◆ Exercise instructions:
Restate the entire listing word for word.

··· Information provided ···

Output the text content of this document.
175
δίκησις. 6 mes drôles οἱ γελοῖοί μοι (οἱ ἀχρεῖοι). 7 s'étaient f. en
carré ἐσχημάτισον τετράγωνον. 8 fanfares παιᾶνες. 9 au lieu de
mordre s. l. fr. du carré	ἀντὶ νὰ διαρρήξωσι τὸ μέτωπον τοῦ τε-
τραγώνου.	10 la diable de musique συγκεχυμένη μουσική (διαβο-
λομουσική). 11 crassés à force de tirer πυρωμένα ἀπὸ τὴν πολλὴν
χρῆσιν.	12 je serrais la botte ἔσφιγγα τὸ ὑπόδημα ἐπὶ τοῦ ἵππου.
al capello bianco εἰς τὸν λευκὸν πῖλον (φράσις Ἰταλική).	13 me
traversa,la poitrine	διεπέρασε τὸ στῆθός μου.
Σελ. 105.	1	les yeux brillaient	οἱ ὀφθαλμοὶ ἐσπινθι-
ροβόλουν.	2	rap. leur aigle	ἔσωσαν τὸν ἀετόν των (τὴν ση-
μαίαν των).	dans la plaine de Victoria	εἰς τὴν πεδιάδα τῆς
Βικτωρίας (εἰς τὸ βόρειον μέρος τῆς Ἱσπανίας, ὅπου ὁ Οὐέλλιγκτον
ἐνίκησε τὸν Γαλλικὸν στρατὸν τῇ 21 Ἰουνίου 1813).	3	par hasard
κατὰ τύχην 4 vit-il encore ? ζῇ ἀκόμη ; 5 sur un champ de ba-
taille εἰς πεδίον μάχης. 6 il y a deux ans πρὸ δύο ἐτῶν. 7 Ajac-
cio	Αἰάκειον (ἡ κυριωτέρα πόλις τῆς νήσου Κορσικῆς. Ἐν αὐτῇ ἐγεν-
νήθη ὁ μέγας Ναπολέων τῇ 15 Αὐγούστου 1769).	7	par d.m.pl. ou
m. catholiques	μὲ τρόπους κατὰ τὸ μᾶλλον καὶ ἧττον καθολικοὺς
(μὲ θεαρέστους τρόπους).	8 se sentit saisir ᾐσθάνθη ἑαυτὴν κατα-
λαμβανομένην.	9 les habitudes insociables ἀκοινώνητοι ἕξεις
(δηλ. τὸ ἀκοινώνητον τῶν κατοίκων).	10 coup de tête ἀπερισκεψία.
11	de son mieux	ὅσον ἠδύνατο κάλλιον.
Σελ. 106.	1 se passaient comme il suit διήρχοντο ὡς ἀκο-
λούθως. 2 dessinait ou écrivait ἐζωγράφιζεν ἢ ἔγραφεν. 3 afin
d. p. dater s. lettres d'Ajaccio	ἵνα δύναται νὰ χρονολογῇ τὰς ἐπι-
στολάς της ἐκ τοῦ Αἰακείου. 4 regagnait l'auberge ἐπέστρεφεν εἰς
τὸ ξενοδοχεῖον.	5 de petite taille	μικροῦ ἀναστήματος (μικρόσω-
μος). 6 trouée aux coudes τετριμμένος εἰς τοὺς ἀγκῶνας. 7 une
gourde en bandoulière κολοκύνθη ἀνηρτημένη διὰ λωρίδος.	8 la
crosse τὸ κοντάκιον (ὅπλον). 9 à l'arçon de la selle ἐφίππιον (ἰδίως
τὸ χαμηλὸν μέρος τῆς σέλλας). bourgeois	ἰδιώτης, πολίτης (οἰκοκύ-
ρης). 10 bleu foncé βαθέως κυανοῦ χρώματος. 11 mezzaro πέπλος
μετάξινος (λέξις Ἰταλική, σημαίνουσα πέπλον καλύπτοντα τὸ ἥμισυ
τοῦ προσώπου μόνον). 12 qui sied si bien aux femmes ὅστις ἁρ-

···

◆ Solution for this exercise:
Output the text content of this document.
175
δίκησις. 6 mes drôles οἱ γελοῖοί μοι (οἱ ἀχρεῖοι). 7 s'étaient f. en
carré ἐσχημάτισον τετράγωνον. 8 fanfares παιᾶνες. 9 au lieu de
mordre s. l. fr. du carré	ἀντὶ νὰ διαρρήξωσι τὸ μέτωπον τοῦ τε-
τραγώνου.	10 la diable de musique συγκεχυμένη μουσική (διαβο-
λομουσική). 11 crassés à force de tirer πυρωμένα ἀπὸ τὴν πολλὴν
χρῆσιν.	12 je serrais la botte ἔσφιγγα τὸ ὑπόδημα ἐπὶ τοῦ ἵππου.
al capello bianco εἰς τὸν λευκὸν πῖλον (φράσις Ἰταλική).	13 me
traversa,la poitrine	διεπέρασε τὸ στῆθός μου.
Σελ. 105.	1	les yeux brillaient	οἱ ὀφθαλμοὶ ἐσπινθι-
ροβόλουν.	2	rap. leur aigle	ἔσωσαν τὸν ἀετόν των (τὴν ση-
μαίαν των).	dans la plaine de Victoria	εἰς τὴν πεδιάδα τῆς
Βικτωρίας (εἰς τὸ βόρειον μέρος τῆς Ἱσπανίας, ὅπου ὁ Οὐέλλιγκτον
ἐνίκησε τὸν Γαλλικὸν στρατὸν τῇ 21 Ἰουνίου 1813).	3	par hasard
κατὰ τύχην 4 vit-il encore ? ζῇ ἀκόμη ; 5 sur un champ de ba-
taille εἰς πεδίον μάχης. 6 il y a deux ans πρὸ δύο ἐτῶν. 7 Ajac-
cio	Αἰάκειον (ἡ κυριωτέρα πόλις τῆς νήσου Κορσικῆς. Ἐν αὐτῇ ἐγεν-
νήθη ὁ μέγας Ναπολέων τῇ 15 Αὐγούστου 1769).	7	par d.m.pl. ou
m. catholiques	μὲ τρόπους κατὰ τὸ μᾶλλον καὶ ἧττον καθολικοὺς
(μὲ θεαρέστους τρόπους).	8 se sentit saisir ᾐσθάνθη ἑαυτὴν κατα-
λαμβανομένην.	9 les habitudes insociables ἀκοινώνητοι ἕξεις
(δηλ. τὸ ἀκοινώνητον τῶν κατοίκων).	10 coup de tête ἀπερισκεψία.
11	de son mieux	ὅσον ἠδύνατο κάλλιον.
Σελ. 106.	1 se passaient comme il suit διήρχοντο ὡς ἀκο-
λούθως. 2 dessinait ou écrivait ἐζωγράφιζεν ἢ ἔγραφεν. 3 afin
d. p. dater s. lettres d'Ajaccio	ἵνα δύναται νὰ χρονολογῇ τὰς ἐπι-
στολάς της ἐκ τοῦ Αἰακείου. 4 regagnait l'auberge ἐπέστρεφεν εἰς
τὸ ξενοδοχεῖον.	5 de petite taille	μικροῦ ἀναστήματος (μικρόσω-
μος). 6 trouée aux coudes τετριμμένος εἰς τοὺς ἀγκῶνας. 7 une
gourde en bandoulière κολοκύνθη ἀνηρτημένη διὰ λωρίδος.	8 la
crosse τὸ κοντάκιον (ὅπλον). 9 à l'arçon de la selle ἐφίππιον (ἰδίως
τὸ χαμηλὸν μέρος τῆς σέλλας). bourgeois	ἰδιώτης, πολίτης (οἰκοκύ-
ρης). 10 bleu foncé βαθέως κυανοῦ χρώματος. 11 mezzaro πέπλος
μετάξινος (λέξις Ἰταλική, σημαίνουσα πέπλον καλύπτοντα τὸ ἥμισυ
τοῦ προσώπου μόνον). 12 qui sied si bien aux femmes ὅστις ἁρ-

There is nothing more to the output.